=== DATASET RECORDS ===
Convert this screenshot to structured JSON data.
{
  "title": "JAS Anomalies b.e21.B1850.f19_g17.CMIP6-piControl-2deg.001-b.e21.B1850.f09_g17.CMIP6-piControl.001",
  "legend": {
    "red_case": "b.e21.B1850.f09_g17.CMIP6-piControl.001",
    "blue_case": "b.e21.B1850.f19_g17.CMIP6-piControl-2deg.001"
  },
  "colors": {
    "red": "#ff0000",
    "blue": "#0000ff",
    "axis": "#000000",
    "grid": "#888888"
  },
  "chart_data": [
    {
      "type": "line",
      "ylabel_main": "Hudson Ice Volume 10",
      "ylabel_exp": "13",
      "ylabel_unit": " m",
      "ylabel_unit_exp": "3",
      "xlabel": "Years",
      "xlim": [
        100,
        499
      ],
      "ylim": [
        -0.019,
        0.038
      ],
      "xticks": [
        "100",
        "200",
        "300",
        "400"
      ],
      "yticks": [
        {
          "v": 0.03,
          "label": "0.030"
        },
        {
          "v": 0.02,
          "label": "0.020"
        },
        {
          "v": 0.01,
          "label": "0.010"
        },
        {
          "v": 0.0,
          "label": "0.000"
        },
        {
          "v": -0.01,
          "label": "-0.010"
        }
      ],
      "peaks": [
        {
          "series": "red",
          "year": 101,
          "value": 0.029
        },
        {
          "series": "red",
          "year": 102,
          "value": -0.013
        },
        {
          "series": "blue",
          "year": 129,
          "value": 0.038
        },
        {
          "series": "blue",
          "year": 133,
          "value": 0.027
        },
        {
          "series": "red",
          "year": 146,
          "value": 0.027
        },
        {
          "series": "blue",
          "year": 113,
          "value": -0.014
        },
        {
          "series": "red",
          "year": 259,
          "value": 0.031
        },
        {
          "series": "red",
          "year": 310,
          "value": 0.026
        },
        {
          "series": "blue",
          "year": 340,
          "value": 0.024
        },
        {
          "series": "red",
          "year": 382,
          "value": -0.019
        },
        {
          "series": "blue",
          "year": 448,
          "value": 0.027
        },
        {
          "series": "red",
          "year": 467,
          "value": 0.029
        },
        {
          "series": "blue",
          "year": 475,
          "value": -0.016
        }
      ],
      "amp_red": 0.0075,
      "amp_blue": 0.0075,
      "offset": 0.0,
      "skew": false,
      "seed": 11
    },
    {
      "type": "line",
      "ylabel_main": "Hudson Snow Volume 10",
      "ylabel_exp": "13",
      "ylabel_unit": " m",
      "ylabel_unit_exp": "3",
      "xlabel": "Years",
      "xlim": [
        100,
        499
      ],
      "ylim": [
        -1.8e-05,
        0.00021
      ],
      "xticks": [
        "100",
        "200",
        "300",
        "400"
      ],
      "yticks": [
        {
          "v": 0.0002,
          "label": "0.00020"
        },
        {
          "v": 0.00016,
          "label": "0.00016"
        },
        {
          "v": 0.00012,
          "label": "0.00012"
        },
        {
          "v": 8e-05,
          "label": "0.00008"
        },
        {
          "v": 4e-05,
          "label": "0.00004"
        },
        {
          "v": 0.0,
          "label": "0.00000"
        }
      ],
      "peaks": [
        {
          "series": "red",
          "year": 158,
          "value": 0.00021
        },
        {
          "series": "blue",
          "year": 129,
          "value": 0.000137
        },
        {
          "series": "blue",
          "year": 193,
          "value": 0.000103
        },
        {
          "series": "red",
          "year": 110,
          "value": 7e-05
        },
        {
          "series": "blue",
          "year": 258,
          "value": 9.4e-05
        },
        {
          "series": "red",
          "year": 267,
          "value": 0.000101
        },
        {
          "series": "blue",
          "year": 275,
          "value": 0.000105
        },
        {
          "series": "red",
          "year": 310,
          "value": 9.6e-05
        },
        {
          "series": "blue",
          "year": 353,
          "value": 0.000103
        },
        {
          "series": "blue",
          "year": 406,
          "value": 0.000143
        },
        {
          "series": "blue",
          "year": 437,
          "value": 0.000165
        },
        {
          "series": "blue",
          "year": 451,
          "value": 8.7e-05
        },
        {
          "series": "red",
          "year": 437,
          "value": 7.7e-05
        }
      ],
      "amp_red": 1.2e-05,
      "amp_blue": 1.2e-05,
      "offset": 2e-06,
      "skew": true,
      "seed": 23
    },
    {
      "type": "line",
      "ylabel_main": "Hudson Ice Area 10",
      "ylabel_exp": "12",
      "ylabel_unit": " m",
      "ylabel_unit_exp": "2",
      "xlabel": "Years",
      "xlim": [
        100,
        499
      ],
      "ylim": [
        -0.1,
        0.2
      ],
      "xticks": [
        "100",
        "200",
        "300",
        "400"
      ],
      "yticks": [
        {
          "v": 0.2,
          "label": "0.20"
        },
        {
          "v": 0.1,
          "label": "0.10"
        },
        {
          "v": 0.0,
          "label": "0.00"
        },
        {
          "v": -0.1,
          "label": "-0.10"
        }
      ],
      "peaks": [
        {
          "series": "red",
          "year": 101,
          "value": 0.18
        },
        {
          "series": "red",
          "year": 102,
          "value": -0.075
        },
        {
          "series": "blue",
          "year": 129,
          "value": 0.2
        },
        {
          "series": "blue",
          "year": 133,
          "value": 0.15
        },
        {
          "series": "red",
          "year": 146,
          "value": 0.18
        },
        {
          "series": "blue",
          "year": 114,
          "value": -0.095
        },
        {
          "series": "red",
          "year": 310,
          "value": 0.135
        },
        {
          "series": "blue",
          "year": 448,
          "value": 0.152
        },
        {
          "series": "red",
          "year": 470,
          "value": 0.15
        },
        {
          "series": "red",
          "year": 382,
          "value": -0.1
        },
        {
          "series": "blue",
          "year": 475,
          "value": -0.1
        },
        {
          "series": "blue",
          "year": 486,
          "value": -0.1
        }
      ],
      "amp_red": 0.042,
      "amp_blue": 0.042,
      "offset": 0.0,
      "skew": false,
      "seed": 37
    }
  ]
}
===
> YOUR INSTRUCTIONS
Extract all of the data above without altering anything.

> ANSWER BELOW
Convert this screenshot to structured JSON data.
{
  "title": "JAS Anomalies b.e21.B1850.f19_g17.CMIP6-piControl-2deg.001-b.e21.B1850.f09_g17.CMIP6-piControl.001",
  "legend": {
    "red_case": "b.e21.B1850.f09_g17.CMIP6-piControl.001",
    "blue_case": "b.e21.B1850.f19_g17.CMIP6-piControl-2deg.001"
  },
  "colors": {
    "red": "#ff0000",
    "blue": "#0000ff",
    "axis": "#000000",
    "grid": "#888888"
  },
  "chart_data": [
    {
      "type": "line",
      "ylabel_main": "Hudson Ice Volume 10",
      "ylabel_exp": "13",
      "ylabel_unit": " m",
      "ylabel_unit_exp": "3",
      "xlabel": "Years",
      "xlim": [
        100,
        499
      ],
      "ylim": [
        -0.019,
        0.038
      ],
      "xticks": [
        "100",
        "200",
        "300",
        "400"
      ],
      "yticks": [
        {
          "v": 0.03,
          "label": "0.030"
        },
        {
          "v": 0.02,
          "label": "0.020"
        },
        {
          "v": 0.01,
          "label": "0.010"
        },
        {
          "v": 0.0,
          "label": "0.000"
        },
        {
          "v": -0.01,
          "label": "-0.010"
        }
      ],
      "peaks": [
        {
          "series": "red",
          "year": 101,
          "value": 0.029
        },
        {
          "series": "red",
          "year": 102,
          "value": -0.013
        },
        {
          "series": "blue",
          "year": 129,
          "value": 0.038
        },
        {
          "series": "blue",
          "year": 133,
          "value": 0.027
        },
        {
          "series": "red",
          "year": 146,
          "value": 0.027
        },
        {
          "series": "blue",
          "year": 113,
          "value": -0.014
        },
        {
          "series": "red",
          "year": 259,
          "value": 0.031
        },
        {
          "series": "red",
          "year": 310,
          "value": 0.026
        },
        {
          "series": "blue",
          "year": 340,
          "value": 0.024
        },
        {
          "series": "red",
          "year": 382,
          "value": -0.019
        },
        {
          "series": "blue",
          "year": 448,
          "value": 0.027
        },
        {
          "series": "red",
          "year": 467,
          "value": 0.029
        },
        {
          "series": "blue",
          "year": 475,
          "value": -0.016
        }
      ],
      "amp_red": 0.0075,
      "amp_blue": 0.0075,
      "offset": 0.0,
      "skew": false,
      "seed": 11
    },
    {
      "type": "line",
      "ylabel_main": "Hudson Snow Volume 10",
      "ylabel_exp": "13",
      "ylabel_unit": " m",
      "ylabel_unit_exp": "3",
      "xlabel": "Years",
      "xlim": [
        100,
        499
      ],
      "ylim": [
        -1.8e-05,
        0.00021
      ],
      "xticks": [
        "100",
        "200",
        "300",
        "400"
      ],
      "yticks": [
        {
          "v": 0.0002,
          "label": "0.00020"
        },
        {
          "v": 0.00016,
          "label": "0.00016"
        },
        {
          "v": 0.00012,
          "label": "0.00012"
        },
        {
          "v": 8e-05,
          "label": "0.00008"
        },
        {
          "v": 4e-05,
          "label": "0.00004"
        },
        {
          "v": 0.0,
          "label": "0.00000"
        }
      ],
      "peaks": [
        {
          "series": "red",
          "year": 158,
          "value": 0.00021
        },
        {
          "series": "blue",
          "year": 129,
          "value": 0.000137
        },
        {
          "series": "blue",
          "year": 193,
          "value": 0.000103
        },
        {
          "series": "red",
          "year": 110,
          "value": 7e-05
        },
        {
          "series": "blue",
          "year": 258,
          "value": 9.4e-05
        },
        {
          "series": "red",
          "year": 267,
          "value": 0.000101
        },
        {
          "series": "blue",
          "year": 275,
          "value": 0.000105
        },
        {
          "series": "red",
          "year": 310,
          "value": 9.6e-05
        },
        {
          "series": "blue",
          "year": 353,
          "value": 0.000103
        },
        {
          "series": "blue",
          "year": 406,
          "value": 0.000143
        },
        {
          "series": "blue",
          "year": 437,
          "value": 0.000165
        },
        {
          "series": "blue",
          "year": 451,
          "value": 8.7e-05
        },
        {
          "series": "red",
          "year": 437,
          "value": 7.7e-05
        }
      ],
      "amp_red": 1.2e-05,
      "amp_blue": 1.2e-05,
      "offset": 2e-06,
      "skew": true,
      "seed": 23
    },
    {
      "type": "line",
      "ylabel_main": "Hudson Ice Area 10",
      "ylabel_exp": "12",
      "ylabel_unit": " m",
      "ylabel_unit_exp": "2",
      "xlabel": "Years",
      "xlim": [
        100,
        499
      ],
      "ylim": [
        -0.1,
        0.2
      ],
      "xticks": [
        "100",
        "200",
        "300",
        "400"
      ],
      "yticks": [
        {
          "v": 0.2,
          "label": "0.20"
        },
        {
          "v": 0.1,
          "label": "0.10"
        },
        {
          "v": 0.0,
          "label": "0.00"
        },
        {
          "v": -0.1,
          "label": "-0.10"
        }
      ],
      "peaks": [
        {
          "series": "red",
          "year": 101,
          "value": 0.18
        },
        {
          "series": "red",
          "year": 102,
          "value": -0.075
        },
        {
          "series": "blue",
          "year": 129,
          "value": 0.2
        },
        {
          "series": "blue",
          "year": 133,
          "value": 0.15
        },
        {
          "series": "red",
          "year": 146,
          "value": 0.18
        },
        {
          "series": "blue",
          "year": 114,
          "value": -0.095
        },
        {
          "series": "red",
          "year": 310,
          "value": 0.135
        },
        {
          "series": "blue",
          "year": 448,
          "value": 0.152
        },
        {
          "series": "red",
          "year": 470,
          "value": 0.15
        },
        {
          "series": "red",
          "year": 382,
          "value": -0.1
        },
        {
          "series": "blue",
          "year": 475,
          "value": -0.1
        },
        {
          "series": "blue",
          "year": 486,
          "value": -0.1
        }
      ],
      "amp_red": 0.042,
      "amp_blue": 0.042,
      "offset": 0.0,
      "skew": false,
      "seed": 37
    }
  ]
}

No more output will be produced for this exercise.